> _EXERCISE INSTRUCTIONS_
Collect all lines from the listing that include the string "What".
## START
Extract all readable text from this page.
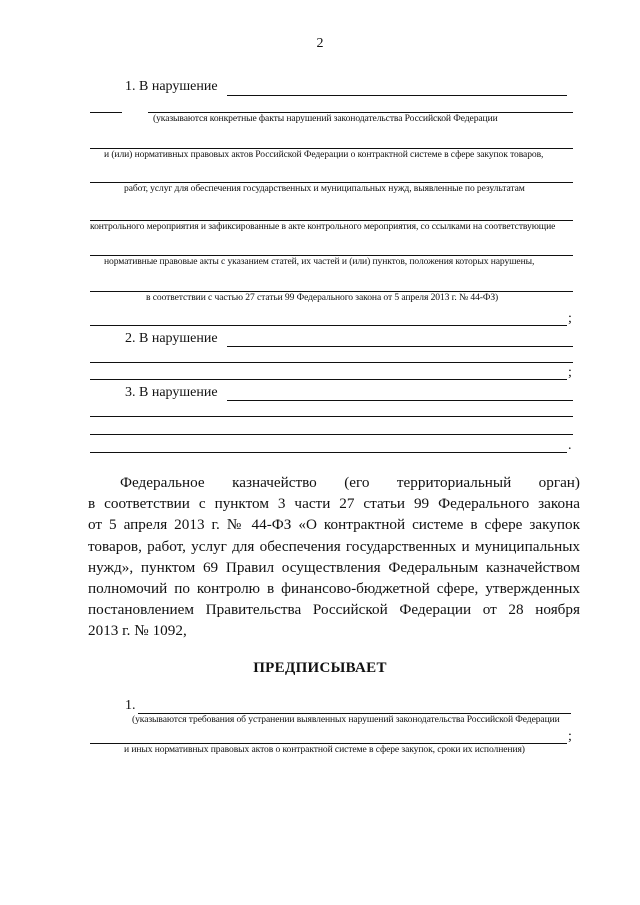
2
1. В нарушение
(указываются конкретные факты нарушений законодательства Российской Федерации
и (или) нормативных правовых актов Российской Федерации о контрактной системе в сфере закупок товаров,
работ, услуг для обеспечения государственных и муниципальных нужд, выявленные по результатам
контрольного мероприятия и зафиксированные в акте контрольного мероприятия, со ссылками на соответствующие
нормативные правовые акты с указанием статей, их частей и (или) пунктов, положения которых нарушены,
в соответствии с частью 27 статьи 99 Федерального закона от 5 апреля 2013 г. № 44-ФЗ)
;
2. В нарушение
;
3. В нарушение
.
Федеральное казначейство (его территориальный орган)
в соответствии с пунктом 3 части 27 статьи 99 Федерального закона
от 5 апреля 2013 г. № 44-ФЗ «О контрактной системе в сфере закупок
товаров, работ, услуг для обеспечения государственных и муниципальных
нужд», пунктом 69 Правил осуществления Федеральным казначейством
полномочий по контролю в финансово-бюджетной сфере, утвержденных
постановлением Правительства Российской Федерации от 28 ноября
2013 г. № 1092,
ПРЕДПИСЫВАЕТ
1.
(указываются требования об устранении выявленных нарушений законодательства Российской Федерации
;
и иных нормативных правовых актов о контрактной системе в сфере закупок, сроки их исполнения)
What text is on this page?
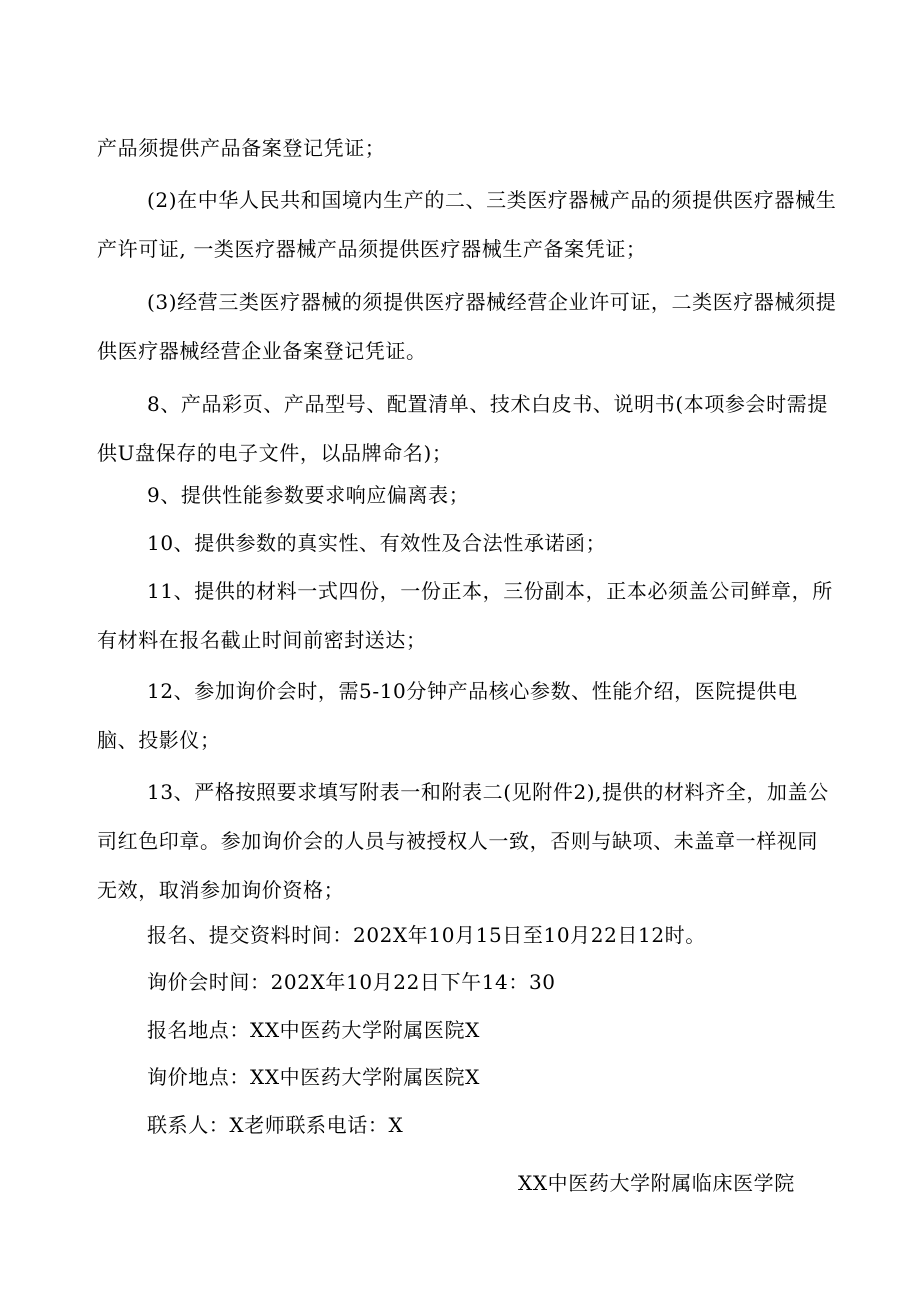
产品须提供产品备案登记凭证；

(2)在中华人民共和国境内生产的二、三类医疗器械产品的须提供医疗器械生产许可证, 一类医疗器械产品须提供医疗器械生产备案凭证；

(3)经营三类医疗器械的须提供医疗器械经营企业许可证，二类医疗器械须提供医疗器械经营企业备案登记凭证。

8、产品彩页、产品型号、配置清单、技术白皮书、说明书(本项参会时需提供U盘保存的电子文件，以品牌命名)；

9、提供性能参数要求响应偏离表；

10、提供参数的真实性、有效性及合法性承诺函；

11、提供的材料一式四份，一份正本，三份副本，正本必须盖公司鲜章，所有材料在报名截止时间前密封送达；

12、参加询价会时，需5-10分钟产品核心参数、性能介绍，医院提供电脑、投影仪；

13、严格按照要求填写附表一和附表二(见附件2),提供的材料齐全，加盖公司红色印章。参加询价会的人员与被授权人一致，否则与缺项、未盖章一样视同无效，取消参加询价资格；

报名、提交资料时间：202X年10月15日至10月22日12时。

询价会时间：202X年10月22日下午14：30

报名地点：XX中医药大学附属医院X

询价地点：XX中医药大学附属医院X

联系人：X老师联系电话：X

XX中医药大学附属临床医学院
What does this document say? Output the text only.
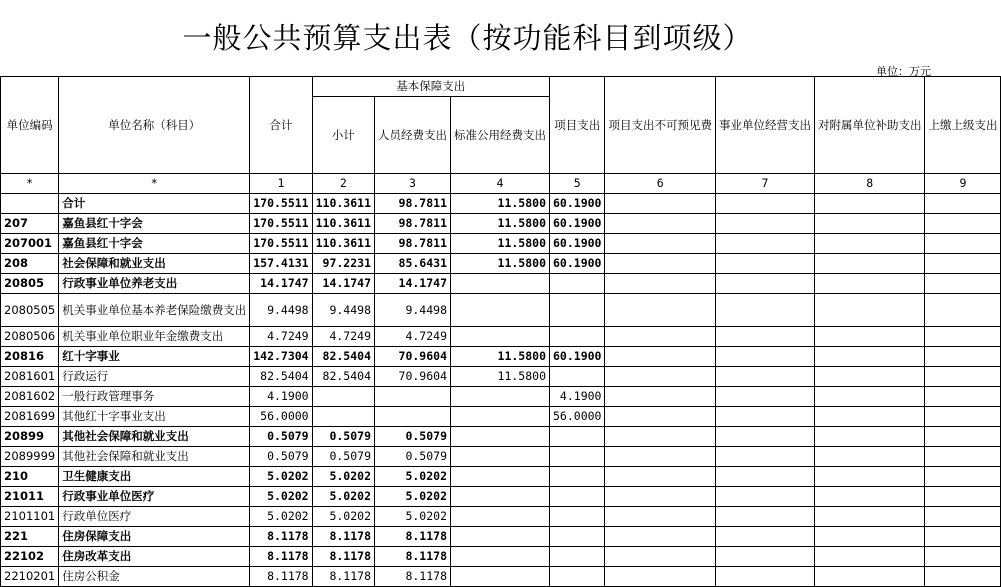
一般公共预算支出表（按功能科目到项级）
单位：万元
单位编码	单位名称（科目）	合计	基本保障支出			项目支出	项目支出不可预见费	事业单位经营支出	对附属单位补助支出	上缴上级支出
			小计	人员经费支出	标准公用经费支出					
*	*	1	2	3	4	5	6	7	8	9
	合计	170.5511	110.3611	98.7811	11.5800	60.1900				
207	嘉鱼县红十字会	170.5511	110.3611	98.7811	11.5800	60.1900				
207001	嘉鱼县红十字会	170.5511	110.3611	98.7811	11.5800	60.1900				
208	社会保障和就业支出	157.4131	97.2231	85.6431	11.5800	60.1900				
20805	行政事业单位养老支出	14.1747	14.1747	14.1747						
2080505	机关事业单位基本养老保险缴费支出	9.4498	9.4498	9.4498						
2080506	机关事业单位职业年金缴费支出	4.7249	4.7249	4.7249						
20816	红十字事业	142.7304	82.5404	70.9604	11.5800	60.1900				
2081601	行政运行	82.5404	82.5404	70.9604	11.5800					
2081602	一般行政管理事务	4.1900				4.1900				
2081699	其他红十字事业支出	56.0000				56.0000				
20899	其他社会保障和就业支出	0.5079	0.5079	0.5079						
2089999	其他社会保障和就业支出	0.5079	0.5079	0.5079						
210	卫生健康支出	5.0202	5.0202	5.0202						
21011	行政事业单位医疗	5.0202	5.0202	5.0202						
2101101	行政单位医疗	5.0202	5.0202	5.0202						
221	住房保障支出	8.1178	8.1178	8.1178						
22102	住房改革支出	8.1178	8.1178	8.1178						
2210201	住房公积金	8.1178	8.1178	8.1178						
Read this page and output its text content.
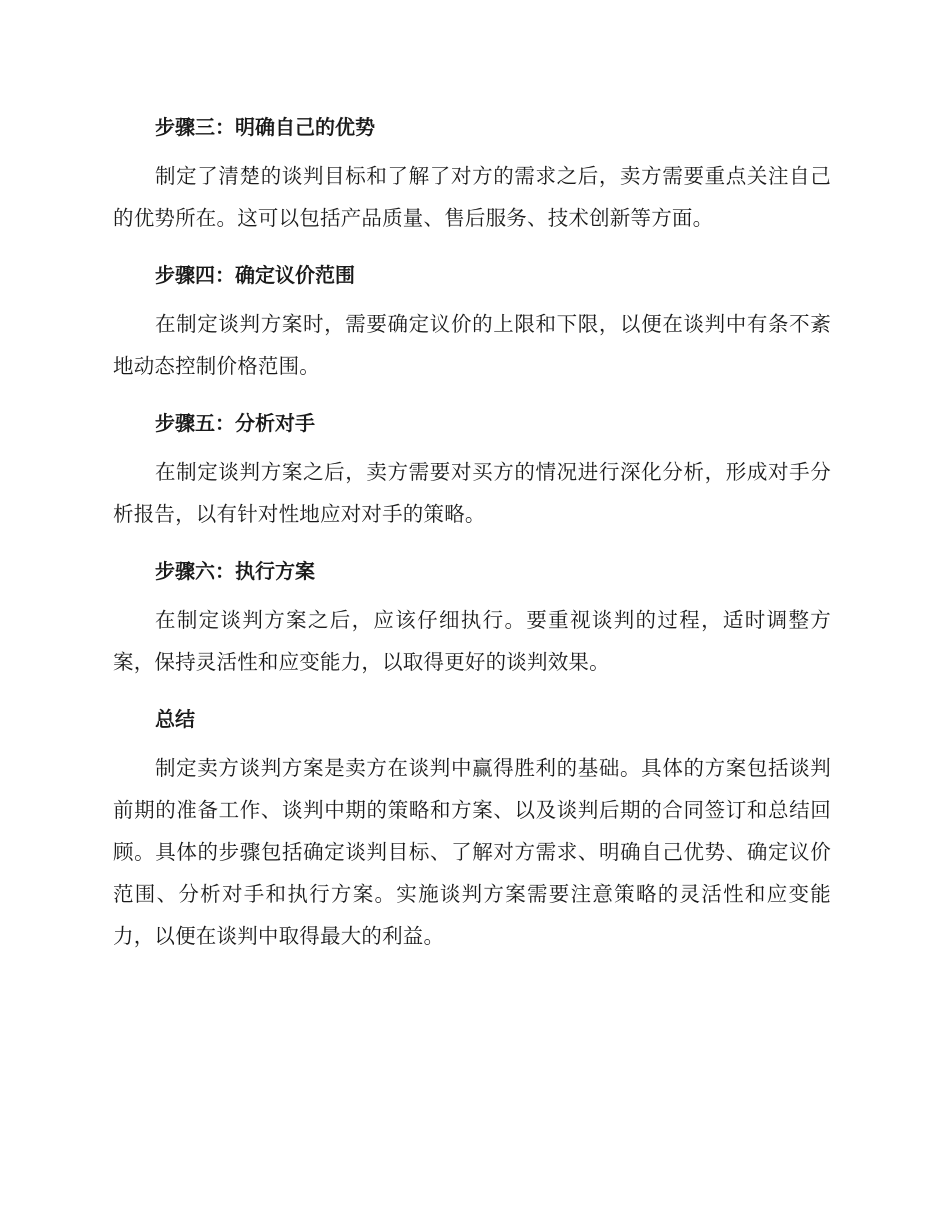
步骤三：明确自己的优势

制定了清楚的谈判目标和了解了对方的需求之后，卖方需要重点关注自己的优势所在。这可以包括产品质量、售后服务、技术创新等方面。

步骤四：确定议价范围

在制定谈判方案时，需要确定议价的上限和下限，以便在谈判中有条不紊地动态控制价格范围。

步骤五：分析对手

在制定谈判方案之后，卖方需要对买方的情况进行深化分析，形成对手分析报告，以有针对性地应对对手的策略。

步骤六：执行方案

在制定谈判方案之后，应该仔细执行。要重视谈判的过程，适时调整方案，保持灵活性和应变能力，以取得更好的谈判效果。

总结

制定卖方谈判方案是卖方在谈判中赢得胜利的基础。具体的方案包括谈判前期的准备工作、谈判中期的策略和方案、以及谈判后期的合同签订和总结回顾。具体的步骤包括确定谈判目标、了解对方需求、明确自己优势、确定议价范围、分析对手和执行方案。实施谈判方案需要注意策略的灵活性和应变能力，以便在谈判中取得最大的利益。
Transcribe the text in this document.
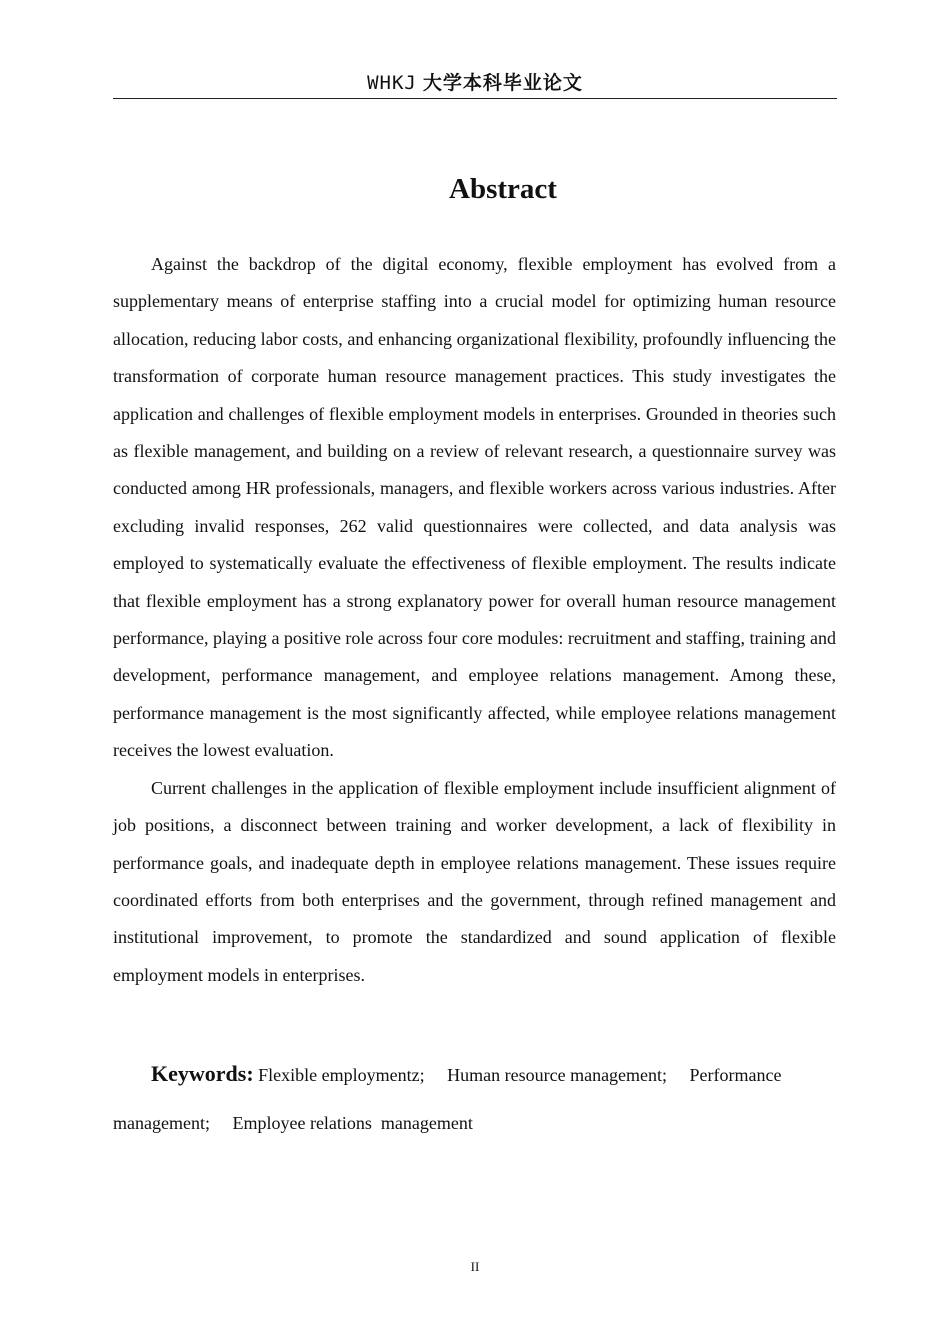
WHKJ 大学本科毕业论文
Abstract

Against the backdrop of the digital economy, flexible employment has evolved from a supplementary means of enterprise staffing into a crucial model for optimizing human resource allocation, reducing labor costs, and enhancing organizational flexibility, profoundly influencing the transformation of corporate human resource management practices. This study investigates the application and challenges of flexible employment models in enterprises. Grounded in theories such as flexible management, and building on a review of relevant research, a questionnaire survey was conducted among HR professionals, managers, and flexible workers across various industries. After excluding invalid responses, 262 valid questionnaires were collected, and data analysis was employed to systematically evaluate the effectiveness of flexible employment. The results indicate that flexible employment has a strong explanatory power for overall human resource management performance, playing a positive role across four core modules: recruitment and staffing, training and development, performance management, and employee relations management. Among these, performance management is the most significantly affected, while employee relations management receives the lowest evaluation.

Current challenges in the application of flexible employment include insufficient alignment of job positions, a disconnect between training and worker development, a lack of flexibility in performance goals, and inadequate depth in employee relations management. These issues require coordinated efforts from both enterprises and the government, through refined management and institutional improvement, to promote the standardized and sound application of flexible employment models in enterprises.

Keywords: Flexible employmentz; Human resource management; Performance management; Employee relations  management
II
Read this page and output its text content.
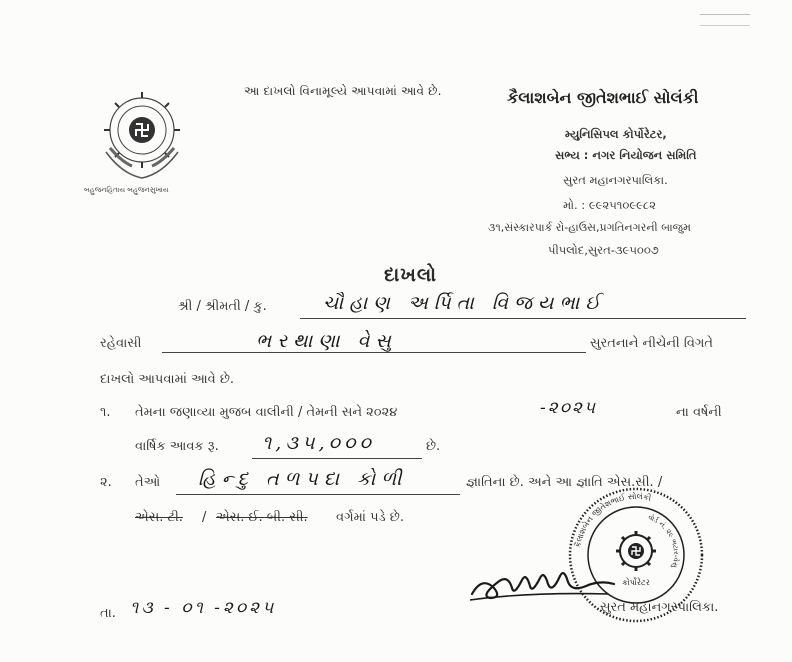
બહુજનહિતાય બહુજનસુખાય
આ દાખલો વિનામૂલ્યે આપવામાં આવે છે.	કૈલાશબેન જીતેશભાઈ સોલંકી
મ્યુનિસિપલ કોર્પોરેટર,
સભ્ય : નગર નિયોજન સમિતિ
સુરત મહાનગરપાલિકા.
મો. : ૯૯૨૫૧૦૯૯૮૨
૩૧,સંસ્કારપાર્ક રો-હાઉસ,પ્રગતિનગરની બાજુમ
પીપલોદ,સુરત-૩૯૫૦૦૭
દાખલો
શ્રી / શ્રીમતી / કુ.	ચૌહાણ અર્પિતા વિજયભાઈ
રહેવાસી	ભરથાણા વેસુ	સુરતનાને નીચેની વિગતે
દાખલો આપવામાં આવે છે.
૧. તેમના જણાવ્યા મુજબ વાલીની / તેમની સને ૨૦૨૪	-૨૦૨૫	ના વર્ષની
વાર્ષિક આવક રૂ. ૧,૩૫,૦૦૦	છે.
૨. તેઓ હિન્દુ તળપદા કોળી	જ્ઞાતિના છે. અને આ જ્ઞાતિ એસ.સી. /
એસ. ટી. / એસ. ઈ. બી. સી. વર્ગમાં પડે છે.
તા. ૧૩ - ૦૧ -૨૦૨૫
કૈલાશબેન જીતેશભાઈ સોલંકી
વોર્ડ નં. ૨૯ ભટાર-વેસુ
કોર્પોરેટર
સુરત મહાનગરપાલિકા.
## END
> _RESULT_
What text is on this page?
What does this document say? Output the text only.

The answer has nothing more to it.